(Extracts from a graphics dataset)
-=-=-
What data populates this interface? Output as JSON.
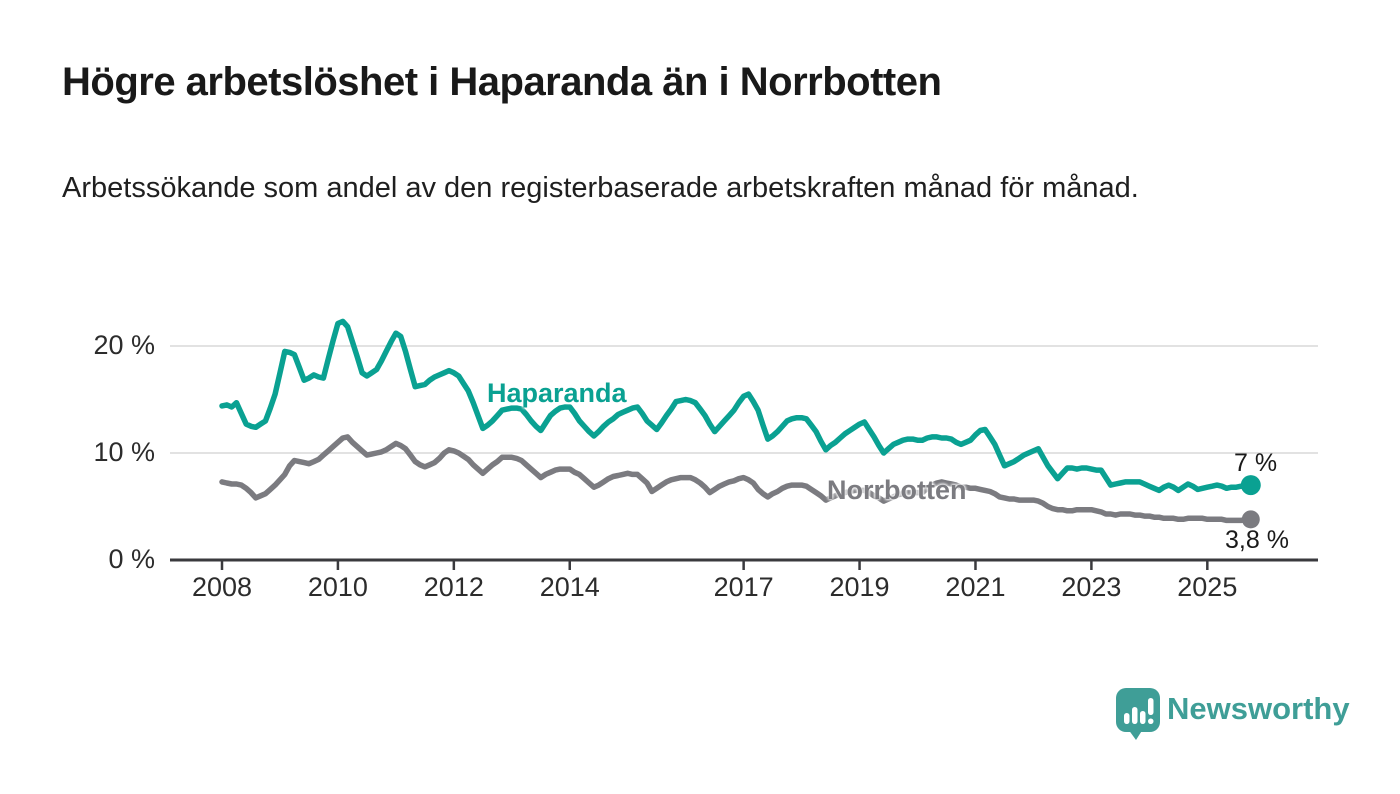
{
  "colors": {
    "haparanda": "#0aa192",
    "norrbotten": "#7b7b80",
    "grid": "#d9d9d9",
    "axis": "#3a3a3e",
    "tick_text": "#2c2c2c",
    "title_text": "#191919",
    "logo_teal": "#3f9e97"
  },
  "header": {
    "title": "Högre arbetslöshet i Haparanda än i Norrbotten",
    "subtitle": "Arbetssökande som andel av den registerbaserade arbetskraften månad för månad."
  },
  "branding": {
    "logo_text": "Newsworthy",
    "logo_icon": "speech-bubble-with-bar-chart-and-exclamation"
  },
  "chart_data": {
    "type": "line",
    "x_unit": "month",
    "x_start": "2008-01",
    "x_end": "2025-10",
    "ylim": [
      0,
      23
    ],
    "grid": "horizontal",
    "yticks": [
      {
        "value": 0,
        "label": "0 %"
      },
      {
        "value": 10,
        "label": "10 %"
      },
      {
        "value": 20,
        "label": "20 %"
      }
    ],
    "xticks": [
      {
        "value": 2008,
        "label": "2008"
      },
      {
        "value": 2010,
        "label": "2010"
      },
      {
        "value": 2012,
        "label": "2012"
      },
      {
        "value": 2014,
        "label": "2014"
      },
      {
        "value": 2017,
        "label": "2017"
      },
      {
        "value": 2019,
        "label": "2019"
      },
      {
        "value": 2021,
        "label": "2021"
      },
      {
        "value": 2023,
        "label": "2023"
      },
      {
        "value": 2025,
        "label": "2025"
      }
    ],
    "series": [
      {
        "name": "Haparanda",
        "color": "#0aa192",
        "end_label": "7 %",
        "values": [
          14.4,
          14.5,
          14.3,
          14.7,
          13.7,
          12.7,
          12.5,
          12.4,
          12.7,
          13.0,
          14.2,
          15.5,
          17.5,
          19.5,
          19.4,
          19.2,
          18.0,
          16.8,
          17.0,
          17.3,
          17.1,
          17.0,
          18.8,
          20.5,
          22.1,
          22.3,
          21.8,
          20.4,
          19.0,
          17.5,
          17.2,
          17.5,
          17.8,
          18.6,
          19.5,
          20.4,
          21.2,
          20.9,
          19.5,
          17.8,
          16.2,
          16.3,
          16.4,
          16.8,
          17.1,
          17.3,
          17.5,
          17.7,
          17.5,
          17.2,
          16.5,
          15.8,
          14.7,
          13.5,
          12.3,
          12.6,
          13.0,
          13.5,
          14.0,
          14.1,
          14.2,
          14.2,
          14.1,
          13.6,
          13.0,
          12.5,
          12.1,
          12.8,
          13.5,
          13.9,
          14.2,
          14.3,
          14.3,
          13.7,
          13.0,
          12.5,
          12.0,
          11.6,
          12.0,
          12.5,
          12.9,
          13.2,
          13.6,
          13.8,
          14.0,
          14.2,
          14.3,
          13.7,
          13.0,
          12.6,
          12.2,
          12.8,
          13.5,
          14.1,
          14.8,
          14.9,
          15.0,
          14.9,
          14.7,
          14.1,
          13.5,
          12.7,
          12.0,
          12.5,
          13.0,
          13.5,
          14.0,
          14.7,
          15.3,
          15.5,
          14.8,
          14.0,
          12.6,
          11.3,
          11.6,
          12.0,
          12.5,
          13.0,
          13.2,
          13.3,
          13.3,
          13.2,
          12.6,
          12.0,
          11.1,
          10.3,
          10.7,
          11.0,
          11.4,
          11.8,
          12.1,
          12.4,
          12.7,
          12.9,
          12.2,
          11.5,
          10.7,
          10.0,
          10.4,
          10.8,
          11.0,
          11.2,
          11.3,
          11.3,
          11.2,
          11.2,
          11.4,
          11.5,
          11.5,
          11.4,
          11.4,
          11.3,
          11.0,
          10.8,
          11.0,
          11.2,
          11.7,
          12.1,
          12.2,
          11.5,
          10.8,
          9.8,
          8.8,
          9.0,
          9.2,
          9.5,
          9.8,
          10.0,
          10.2,
          10.4,
          9.6,
          8.8,
          8.2,
          7.6,
          8.1,
          8.6,
          8.6,
          8.5,
          8.6,
          8.6,
          8.5,
          8.4,
          8.4,
          7.7,
          7.0,
          7.1,
          7.2,
          7.3,
          7.3,
          7.3,
          7.3,
          7.1,
          6.9,
          6.7,
          6.5,
          6.8,
          7.0,
          6.8,
          6.5,
          6.8,
          7.1,
          6.9,
          6.6,
          6.7,
          6.8,
          6.9,
          7.0,
          6.9,
          6.7,
          6.8,
          6.8,
          6.9,
          6.9,
          7.0
        ]
      },
      {
        "name": "Norrbotten",
        "color": "#7b7b80",
        "end_label": "3,8 %",
        "values": [
          7.3,
          7.2,
          7.1,
          7.1,
          7.0,
          6.7,
          6.3,
          5.8,
          6.0,
          6.2,
          6.6,
          7.0,
          7.5,
          8.0,
          8.8,
          9.3,
          9.2,
          9.1,
          9.0,
          9.2,
          9.4,
          9.8,
          10.2,
          10.6,
          11.0,
          11.4,
          11.5,
          11.0,
          10.6,
          10.2,
          9.8,
          9.9,
          10.0,
          10.1,
          10.3,
          10.6,
          10.9,
          10.7,
          10.4,
          9.8,
          9.2,
          8.9,
          8.7,
          8.9,
          9.1,
          9.5,
          10.0,
          10.3,
          10.2,
          10.0,
          9.7,
          9.4,
          8.9,
          8.5,
          8.1,
          8.5,
          8.9,
          9.2,
          9.6,
          9.6,
          9.6,
          9.5,
          9.3,
          8.9,
          8.5,
          8.1,
          7.7,
          8.0,
          8.2,
          8.4,
          8.5,
          8.5,
          8.5,
          8.2,
          8.0,
          7.6,
          7.2,
          6.8,
          7.0,
          7.3,
          7.6,
          7.8,
          7.9,
          8.0,
          8.1,
          8.0,
          8.0,
          7.6,
          7.2,
          6.4,
          6.7,
          7.0,
          7.3,
          7.5,
          7.6,
          7.7,
          7.7,
          7.7,
          7.5,
          7.2,
          6.8,
          6.3,
          6.6,
          6.9,
          7.1,
          7.3,
          7.4,
          7.6,
          7.7,
          7.5,
          7.2,
          6.6,
          6.2,
          5.9,
          6.2,
          6.4,
          6.7,
          6.9,
          7.0,
          7.0,
          7.0,
          6.9,
          6.6,
          6.3,
          6.0,
          5.6,
          5.8,
          6.0,
          6.2,
          6.3,
          6.4,
          6.5,
          6.5,
          6.5,
          6.3,
          6.0,
          5.8,
          5.5,
          5.7,
          5.9,
          6.1,
          6.2,
          6.3,
          6.3,
          6.3,
          6.3,
          6.7,
          7.0,
          7.2,
          7.3,
          7.2,
          7.1,
          7.0,
          6.8,
          6.8,
          6.7,
          6.7,
          6.6,
          6.5,
          6.4,
          6.2,
          5.9,
          5.8,
          5.7,
          5.7,
          5.6,
          5.6,
          5.6,
          5.6,
          5.5,
          5.3,
          5.0,
          4.8,
          4.7,
          4.7,
          4.6,
          4.6,
          4.7,
          4.7,
          4.7,
          4.7,
          4.6,
          4.5,
          4.3,
          4.3,
          4.2,
          4.3,
          4.3,
          4.3,
          4.2,
          4.2,
          4.1,
          4.1,
          4.0,
          4.0,
          3.9,
          3.9,
          3.9,
          3.8,
          3.8,
          3.9,
          3.9,
          3.9,
          3.9,
          3.8,
          3.8,
          3.8,
          3.8,
          3.7,
          3.7,
          3.7,
          3.7,
          3.8,
          3.8
        ]
      }
    ]
  }
}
-=-=-
_WHAT YOU SHOULD DO_.
Leave the pictures out, and print every line of the listing exactly as written.

_ANSWER IN FULL_.
What data populates this interface? Output as JSON.
{
  "colors": {
    "haparanda": "#0aa192",
    "norrbotten": "#7b7b80",
    "grid": "#d9d9d9",
    "axis": "#3a3a3e",
    "tick_text": "#2c2c2c",
    "title_text": "#191919",
    "logo_teal": "#3f9e97"
  },
  "header": {
    "title": "Högre arbetslöshet i Haparanda än i Norrbotten",
    "subtitle": "Arbetssökande som andel av den registerbaserade arbetskraften månad för månad."
  },
  "branding": {
    "logo_text": "Newsworthy",
    "logo_icon": "speech-bubble-with-bar-chart-and-exclamation"
  },
  "chart_data": {
    "type": "line",
    "x_unit": "month",
    "x_start": "2008-01",
    "x_end": "2025-10",
    "ylim": [
      0,
      23
    ],
    "grid": "horizontal",
    "yticks": [
      {
        "value": 0,
        "label": "0 %"
      },
      {
        "value": 10,
        "label": "10 %"
      },
      {
        "value": 20,
        "label": "20 %"
      }
    ],
    "xticks": [
      {
        "value": 2008,
        "label": "2008"
      },
      {
        "value": 2010,
        "label": "2010"
      },
      {
        "value": 2012,
        "label": "2012"
      },
      {
        "value": 2014,
        "label": "2014"
      },
      {
        "value": 2017,
        "label": "2017"
      },
      {
        "value": 2019,
        "label": "2019"
      },
      {
        "value": 2021,
        "label": "2021"
      },
      {
        "value": 2023,
        "label": "2023"
      },
      {
        "value": 2025,
        "label": "2025"
      }
    ],
    "series": [
      {
        "name": "Haparanda",
        "color": "#0aa192",
        "end_label": "7 %",
        "values": [
          14.4,
          14.5,
          14.3,
          14.7,
          13.7,
          12.7,
          12.5,
          12.4,
          12.7,
          13.0,
          14.2,
          15.5,
          17.5,
          19.5,
          19.4,
          19.2,
          18.0,
          16.8,
          17.0,
          17.3,
          17.1,
          17.0,
          18.8,
          20.5,
          22.1,
          22.3,
          21.8,
          20.4,
          19.0,
          17.5,
          17.2,
          17.5,
          17.8,
          18.6,
          19.5,
          20.4,
          21.2,
          20.9,
          19.5,
          17.8,
          16.2,
          16.3,
          16.4,
          16.8,
          17.1,
          17.3,
          17.5,
          17.7,
          17.5,
          17.2,
          16.5,
          15.8,
          14.7,
          13.5,
          12.3,
          12.6,
          13.0,
          13.5,
          14.0,
          14.1,
          14.2,
          14.2,
          14.1,
          13.6,
          13.0,
          12.5,
          12.1,
          12.8,
          13.5,
          13.9,
          14.2,
          14.3,
          14.3,
          13.7,
          13.0,
          12.5,
          12.0,
          11.6,
          12.0,
          12.5,
          12.9,
          13.2,
          13.6,
          13.8,
          14.0,
          14.2,
          14.3,
          13.7,
          13.0,
          12.6,
          12.2,
          12.8,
          13.5,
          14.1,
          14.8,
          14.9,
          15.0,
          14.9,
          14.7,
          14.1,
          13.5,
          12.7,
          12.0,
          12.5,
          13.0,
          13.5,
          14.0,
          14.7,
          15.3,
          15.5,
          14.8,
          14.0,
          12.6,
          11.3,
          11.6,
          12.0,
          12.5,
          13.0,
          13.2,
          13.3,
          13.3,
          13.2,
          12.6,
          12.0,
          11.1,
          10.3,
          10.7,
          11.0,
          11.4,
          11.8,
          12.1,
          12.4,
          12.7,
          12.9,
          12.2,
          11.5,
          10.7,
          10.0,
          10.4,
          10.8,
          11.0,
          11.2,
          11.3,
          11.3,
          11.2,
          11.2,
          11.4,
          11.5,
          11.5,
          11.4,
          11.4,
          11.3,
          11.0,
          10.8,
          11.0,
          11.2,
          11.7,
          12.1,
          12.2,
          11.5,
          10.8,
          9.8,
          8.8,
          9.0,
          9.2,
          9.5,
          9.8,
          10.0,
          10.2,
          10.4,
          9.6,
          8.8,
          8.2,
          7.6,
          8.1,
          8.6,
          8.6,
          8.5,
          8.6,
          8.6,
          8.5,
          8.4,
          8.4,
          7.7,
          7.0,
          7.1,
          7.2,
          7.3,
          7.3,
          7.3,
          7.3,
          7.1,
          6.9,
          6.7,
          6.5,
          6.8,
          7.0,
          6.8,
          6.5,
          6.8,
          7.1,
          6.9,
          6.6,
          6.7,
          6.8,
          6.9,
          7.0,
          6.9,
          6.7,
          6.8,
          6.8,
          6.9,
          6.9,
          7.0
        ]
      },
      {
        "name": "Norrbotten",
        "color": "#7b7b80",
        "end_label": "3,8 %",
        "values": [
          7.3,
          7.2,
          7.1,
          7.1,
          7.0,
          6.7,
          6.3,
          5.8,
          6.0,
          6.2,
          6.6,
          7.0,
          7.5,
          8.0,
          8.8,
          9.3,
          9.2,
          9.1,
          9.0,
          9.2,
          9.4,
          9.8,
          10.2,
          10.6,
          11.0,
          11.4,
          11.5,
          11.0,
          10.6,
          10.2,
          9.8,
          9.9,
          10.0,
          10.1,
          10.3,
          10.6,
          10.9,
          10.7,
          10.4,
          9.8,
          9.2,
          8.9,
          8.7,
          8.9,
          9.1,
          9.5,
          10.0,
          10.3,
          10.2,
          10.0,
          9.7,
          9.4,
          8.9,
          8.5,
          8.1,
          8.5,
          8.9,
          9.2,
          9.6,
          9.6,
          9.6,
          9.5,
          9.3,
          8.9,
          8.5,
          8.1,
          7.7,
          8.0,
          8.2,
          8.4,
          8.5,
          8.5,
          8.5,
          8.2,
          8.0,
          7.6,
          7.2,
          6.8,
          7.0,
          7.3,
          7.6,
          7.8,
          7.9,
          8.0,
          8.1,
          8.0,
          8.0,
          7.6,
          7.2,
          6.4,
          6.7,
          7.0,
          7.3,
          7.5,
          7.6,
          7.7,
          7.7,
          7.7,
          7.5,
          7.2,
          6.8,
          6.3,
          6.6,
          6.9,
          7.1,
          7.3,
          7.4,
          7.6,
          7.7,
          7.5,
          7.2,
          6.6,
          6.2,
          5.9,
          6.2,
          6.4,
          6.7,
          6.9,
          7.0,
          7.0,
          7.0,
          6.9,
          6.6,
          6.3,
          6.0,
          5.6,
          5.8,
          6.0,
          6.2,
          6.3,
          6.4,
          6.5,
          6.5,
          6.5,
          6.3,
          6.0,
          5.8,
          5.5,
          5.7,
          5.9,
          6.1,
          6.2,
          6.3,
          6.3,
          6.3,
          6.3,
          6.7,
          7.0,
          7.2,
          7.3,
          7.2,
          7.1,
          7.0,
          6.8,
          6.8,
          6.7,
          6.7,
          6.6,
          6.5,
          6.4,
          6.2,
          5.9,
          5.8,
          5.7,
          5.7,
          5.6,
          5.6,
          5.6,
          5.6,
          5.5,
          5.3,
          5.0,
          4.8,
          4.7,
          4.7,
          4.6,
          4.6,
          4.7,
          4.7,
          4.7,
          4.7,
          4.6,
          4.5,
          4.3,
          4.3,
          4.2,
          4.3,
          4.3,
          4.3,
          4.2,
          4.2,
          4.1,
          4.1,
          4.0,
          4.0,
          3.9,
          3.9,
          3.9,
          3.8,
          3.8,
          3.9,
          3.9,
          3.9,
          3.9,
          3.8,
          3.8,
          3.8,
          3.8,
          3.7,
          3.7,
          3.7,
          3.7,
          3.8,
          3.8
        ]
      }
    ]
  }
}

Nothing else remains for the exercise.